[begin DATA FOR THIS TASK]

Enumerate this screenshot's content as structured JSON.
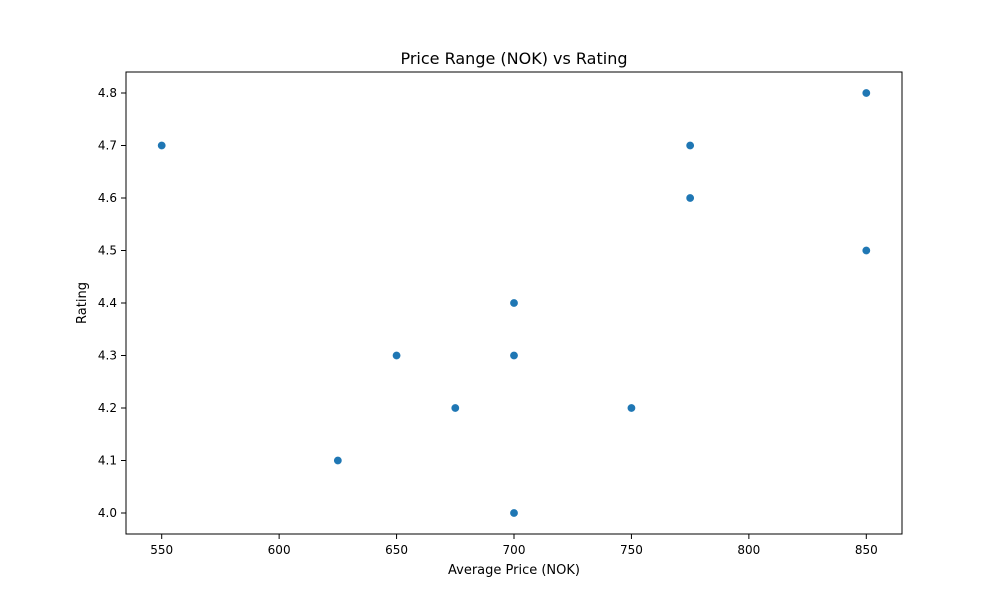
{
  "chart_data": {
    "type": "scatter",
    "title": "Price Range (NOK) vs Rating",
    "xlabel": "Average Price (NOK)",
    "ylabel": "Rating",
    "xlim": [
      534.8,
      865.2
    ],
    "ylim": [
      3.96,
      4.84
    ],
    "xticks": [
      550,
      600,
      650,
      700,
      750,
      800,
      850
    ],
    "xtick_labels": [
      "550",
      "600",
      "650",
      "700",
      "750",
      "800",
      "850"
    ],
    "yticks": [
      4.0,
      4.1,
      4.2,
      4.3,
      4.4,
      4.5,
      4.6,
      4.7,
      4.8
    ],
    "ytick_labels": [
      "4.0",
      "4.1",
      "4.2",
      "4.3",
      "4.4",
      "4.5",
      "4.6",
      "4.7",
      "4.8"
    ],
    "grid": false,
    "marker_color": "#1f77b4",
    "points": [
      {
        "x": 550,
        "y": 4.7
      },
      {
        "x": 625,
        "y": 4.1
      },
      {
        "x": 650,
        "y": 4.3
      },
      {
        "x": 675,
        "y": 4.2
      },
      {
        "x": 700,
        "y": 4.4
      },
      {
        "x": 700,
        "y": 4.3
      },
      {
        "x": 700,
        "y": 4.0
      },
      {
        "x": 750,
        "y": 4.2
      },
      {
        "x": 775,
        "y": 4.7
      },
      {
        "x": 775,
        "y": 4.6
      },
      {
        "x": 850,
        "y": 4.8
      },
      {
        "x": 850,
        "y": 4.5
      }
    ]
  }
}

[end DATA FOR THIS TASK]

● **EXERCISE OBJECTIVE**: Make an exact copy of every entry above, minus the images.

● **RESULT**:
Enumerate this screenshot's content as structured JSON.
{
  "chart_data": {
    "type": "scatter",
    "title": "Price Range (NOK) vs Rating",
    "xlabel": "Average Price (NOK)",
    "ylabel": "Rating",
    "xlim": [
      534.8,
      865.2
    ],
    "ylim": [
      3.96,
      4.84
    ],
    "xticks": [
      550,
      600,
      650,
      700,
      750,
      800,
      850
    ],
    "xtick_labels": [
      "550",
      "600",
      "650",
      "700",
      "750",
      "800",
      "850"
    ],
    "yticks": [
      4.0,
      4.1,
      4.2,
      4.3,
      4.4,
      4.5,
      4.6,
      4.7,
      4.8
    ],
    "ytick_labels": [
      "4.0",
      "4.1",
      "4.2",
      "4.3",
      "4.4",
      "4.5",
      "4.6",
      "4.7",
      "4.8"
    ],
    "grid": false,
    "marker_color": "#1f77b4",
    "points": [
      {
        "x": 550,
        "y": 4.7
      },
      {
        "x": 625,
        "y": 4.1
      },
      {
        "x": 650,
        "y": 4.3
      },
      {
        "x": 675,
        "y": 4.2
      },
      {
        "x": 700,
        "y": 4.4
      },
      {
        "x": 700,
        "y": 4.3
      },
      {
        "x": 700,
        "y": 4.0
      },
      {
        "x": 750,
        "y": 4.2
      },
      {
        "x": 775,
        "y": 4.7
      },
      {
        "x": 775,
        "y": 4.6
      },
      {
        "x": 850,
        "y": 4.8
      },
      {
        "x": 850,
        "y": 4.5
      }
    ]
  }
}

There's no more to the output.